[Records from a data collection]
● ● ● ● ● ● ●

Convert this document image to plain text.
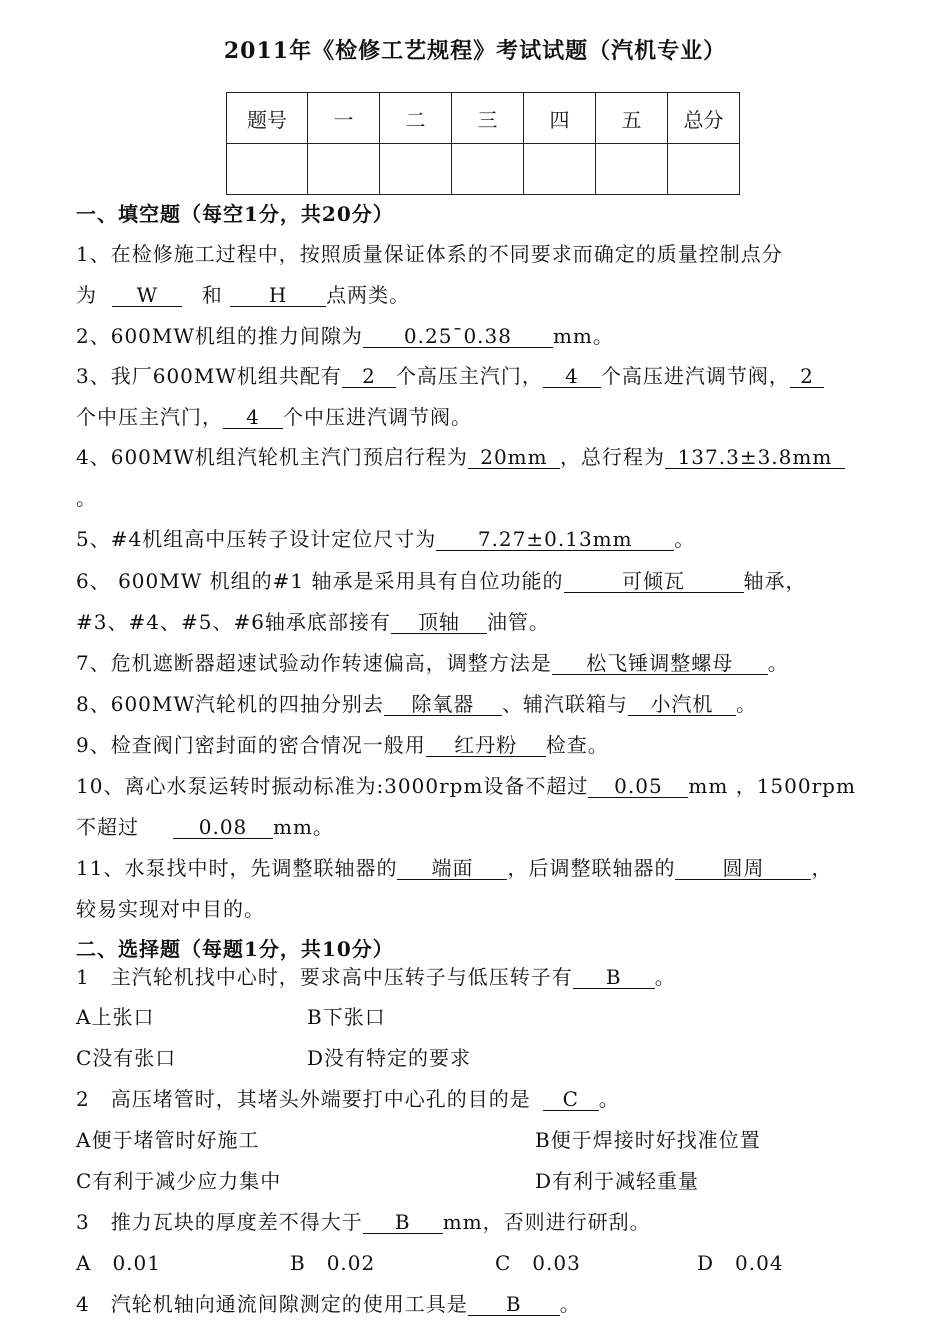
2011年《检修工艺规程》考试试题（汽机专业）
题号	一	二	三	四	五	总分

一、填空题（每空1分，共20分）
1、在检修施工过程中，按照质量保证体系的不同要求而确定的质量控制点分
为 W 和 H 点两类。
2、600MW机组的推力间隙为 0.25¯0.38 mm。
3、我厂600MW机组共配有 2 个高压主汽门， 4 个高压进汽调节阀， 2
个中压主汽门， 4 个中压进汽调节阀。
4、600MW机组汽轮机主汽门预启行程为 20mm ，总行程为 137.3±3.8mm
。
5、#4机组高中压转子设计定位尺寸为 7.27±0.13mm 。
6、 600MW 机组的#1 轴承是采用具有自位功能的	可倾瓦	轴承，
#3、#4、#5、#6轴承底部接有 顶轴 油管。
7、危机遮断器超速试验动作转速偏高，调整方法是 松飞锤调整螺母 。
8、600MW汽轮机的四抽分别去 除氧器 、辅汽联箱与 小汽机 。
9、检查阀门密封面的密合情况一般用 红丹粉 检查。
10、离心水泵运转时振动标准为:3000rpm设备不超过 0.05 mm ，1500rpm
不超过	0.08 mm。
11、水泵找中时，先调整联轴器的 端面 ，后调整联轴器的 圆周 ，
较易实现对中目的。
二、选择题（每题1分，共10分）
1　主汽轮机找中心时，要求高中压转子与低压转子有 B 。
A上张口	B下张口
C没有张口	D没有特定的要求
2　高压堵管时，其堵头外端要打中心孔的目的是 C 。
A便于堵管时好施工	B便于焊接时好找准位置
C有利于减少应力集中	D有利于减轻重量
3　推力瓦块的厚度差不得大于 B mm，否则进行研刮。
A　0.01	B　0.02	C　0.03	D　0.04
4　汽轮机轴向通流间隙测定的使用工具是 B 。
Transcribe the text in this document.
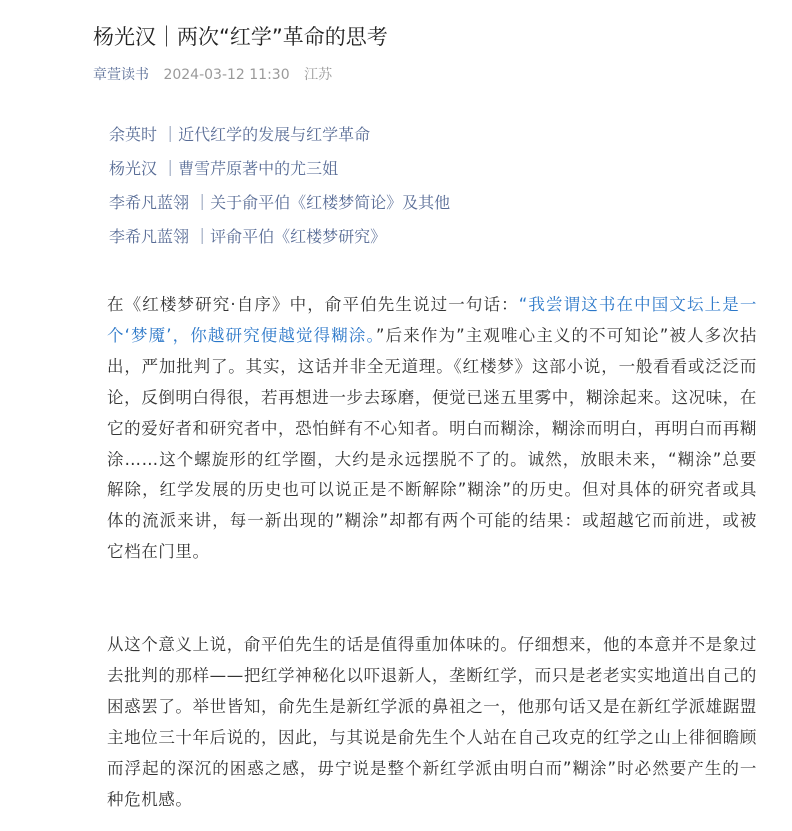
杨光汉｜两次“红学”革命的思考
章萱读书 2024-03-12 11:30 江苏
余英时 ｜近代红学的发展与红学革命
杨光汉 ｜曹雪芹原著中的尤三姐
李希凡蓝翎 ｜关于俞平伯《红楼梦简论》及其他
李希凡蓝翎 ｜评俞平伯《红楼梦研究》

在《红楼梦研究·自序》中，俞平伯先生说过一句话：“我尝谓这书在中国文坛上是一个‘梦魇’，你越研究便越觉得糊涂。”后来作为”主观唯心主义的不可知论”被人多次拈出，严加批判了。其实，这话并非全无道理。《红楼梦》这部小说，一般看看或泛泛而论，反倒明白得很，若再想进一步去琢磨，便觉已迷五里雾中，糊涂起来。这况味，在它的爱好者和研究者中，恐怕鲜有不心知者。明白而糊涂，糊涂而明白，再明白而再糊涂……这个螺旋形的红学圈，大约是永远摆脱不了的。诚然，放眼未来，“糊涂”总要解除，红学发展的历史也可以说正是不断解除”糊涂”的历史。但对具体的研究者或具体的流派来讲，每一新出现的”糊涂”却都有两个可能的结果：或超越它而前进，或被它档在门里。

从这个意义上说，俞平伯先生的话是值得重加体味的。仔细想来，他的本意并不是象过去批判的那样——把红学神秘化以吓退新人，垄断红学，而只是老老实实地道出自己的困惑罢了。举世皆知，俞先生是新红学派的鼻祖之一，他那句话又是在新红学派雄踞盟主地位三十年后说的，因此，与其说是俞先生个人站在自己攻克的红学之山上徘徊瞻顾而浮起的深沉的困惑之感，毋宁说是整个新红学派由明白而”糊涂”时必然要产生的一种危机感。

● ● ● ● ● ● ●

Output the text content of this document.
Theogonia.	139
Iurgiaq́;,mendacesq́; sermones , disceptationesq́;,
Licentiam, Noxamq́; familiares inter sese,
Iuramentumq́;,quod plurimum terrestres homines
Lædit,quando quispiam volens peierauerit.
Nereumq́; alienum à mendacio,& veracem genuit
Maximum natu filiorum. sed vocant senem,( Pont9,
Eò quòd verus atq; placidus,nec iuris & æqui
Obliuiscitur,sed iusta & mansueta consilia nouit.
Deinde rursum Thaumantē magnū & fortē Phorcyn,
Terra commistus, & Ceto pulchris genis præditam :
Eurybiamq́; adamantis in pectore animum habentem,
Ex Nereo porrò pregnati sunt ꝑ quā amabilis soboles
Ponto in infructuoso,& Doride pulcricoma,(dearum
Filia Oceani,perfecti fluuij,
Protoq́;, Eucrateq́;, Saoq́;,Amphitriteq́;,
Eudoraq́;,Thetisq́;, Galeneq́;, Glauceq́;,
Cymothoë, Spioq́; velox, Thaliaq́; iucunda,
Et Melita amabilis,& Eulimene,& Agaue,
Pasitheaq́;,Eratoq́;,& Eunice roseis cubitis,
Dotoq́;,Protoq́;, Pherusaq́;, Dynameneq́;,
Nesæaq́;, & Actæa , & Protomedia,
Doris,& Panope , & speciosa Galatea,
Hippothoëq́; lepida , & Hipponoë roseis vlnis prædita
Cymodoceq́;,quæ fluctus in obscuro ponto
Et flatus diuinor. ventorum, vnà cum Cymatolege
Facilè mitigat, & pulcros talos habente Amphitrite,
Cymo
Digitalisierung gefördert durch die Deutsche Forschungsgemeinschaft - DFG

● ● ● ● ● ● ●

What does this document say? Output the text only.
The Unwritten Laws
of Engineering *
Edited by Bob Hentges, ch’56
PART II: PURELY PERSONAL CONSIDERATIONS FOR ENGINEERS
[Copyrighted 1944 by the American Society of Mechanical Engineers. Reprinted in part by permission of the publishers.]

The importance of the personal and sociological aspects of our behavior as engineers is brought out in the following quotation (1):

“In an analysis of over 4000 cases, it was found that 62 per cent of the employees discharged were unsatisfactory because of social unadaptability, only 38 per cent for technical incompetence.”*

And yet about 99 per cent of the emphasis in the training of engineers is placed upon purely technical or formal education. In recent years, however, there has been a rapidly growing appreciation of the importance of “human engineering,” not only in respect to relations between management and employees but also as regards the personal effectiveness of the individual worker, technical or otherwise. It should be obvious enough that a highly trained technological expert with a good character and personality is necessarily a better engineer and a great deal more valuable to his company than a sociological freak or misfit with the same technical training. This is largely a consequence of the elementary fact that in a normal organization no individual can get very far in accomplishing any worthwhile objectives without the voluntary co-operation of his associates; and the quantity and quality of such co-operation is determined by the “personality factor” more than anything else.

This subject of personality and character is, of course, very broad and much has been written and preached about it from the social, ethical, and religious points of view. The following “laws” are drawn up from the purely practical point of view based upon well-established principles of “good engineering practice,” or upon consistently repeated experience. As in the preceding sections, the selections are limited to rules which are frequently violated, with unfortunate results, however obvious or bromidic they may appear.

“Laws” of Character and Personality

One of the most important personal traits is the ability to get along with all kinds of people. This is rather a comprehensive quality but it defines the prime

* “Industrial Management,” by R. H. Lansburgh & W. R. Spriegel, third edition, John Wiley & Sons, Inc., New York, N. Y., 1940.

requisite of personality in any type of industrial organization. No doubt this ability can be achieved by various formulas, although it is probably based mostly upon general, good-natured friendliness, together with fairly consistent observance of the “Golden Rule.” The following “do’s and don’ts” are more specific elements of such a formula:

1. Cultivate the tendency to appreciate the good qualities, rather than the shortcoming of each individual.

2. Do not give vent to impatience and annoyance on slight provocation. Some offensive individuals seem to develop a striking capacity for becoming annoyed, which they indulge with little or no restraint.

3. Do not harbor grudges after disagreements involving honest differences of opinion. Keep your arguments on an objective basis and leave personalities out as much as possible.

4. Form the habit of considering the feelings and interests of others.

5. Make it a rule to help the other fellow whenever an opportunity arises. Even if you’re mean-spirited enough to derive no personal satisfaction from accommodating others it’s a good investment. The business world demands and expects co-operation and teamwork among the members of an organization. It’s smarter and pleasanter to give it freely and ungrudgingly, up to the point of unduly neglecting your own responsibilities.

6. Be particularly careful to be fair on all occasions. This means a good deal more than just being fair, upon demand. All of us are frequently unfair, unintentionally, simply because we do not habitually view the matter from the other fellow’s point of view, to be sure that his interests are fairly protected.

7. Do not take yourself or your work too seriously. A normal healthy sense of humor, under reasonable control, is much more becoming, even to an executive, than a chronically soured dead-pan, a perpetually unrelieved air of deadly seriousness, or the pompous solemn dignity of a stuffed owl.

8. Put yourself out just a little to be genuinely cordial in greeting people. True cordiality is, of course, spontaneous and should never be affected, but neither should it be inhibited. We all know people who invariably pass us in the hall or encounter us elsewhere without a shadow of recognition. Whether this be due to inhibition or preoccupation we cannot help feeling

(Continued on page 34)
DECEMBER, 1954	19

● ● ● ● ● ● ●

→ WHAT THE EXERCISE ASKS:
Find every line above that contains the word "李希凡蓝翎", and return each one.

→ SOLUTION FOR THIS TASK:
李希凡蓝翎 ｜关于俞平伯《红楼梦简论》及其他
李希凡蓝翎 ｜评俞平伯《红楼梦研究》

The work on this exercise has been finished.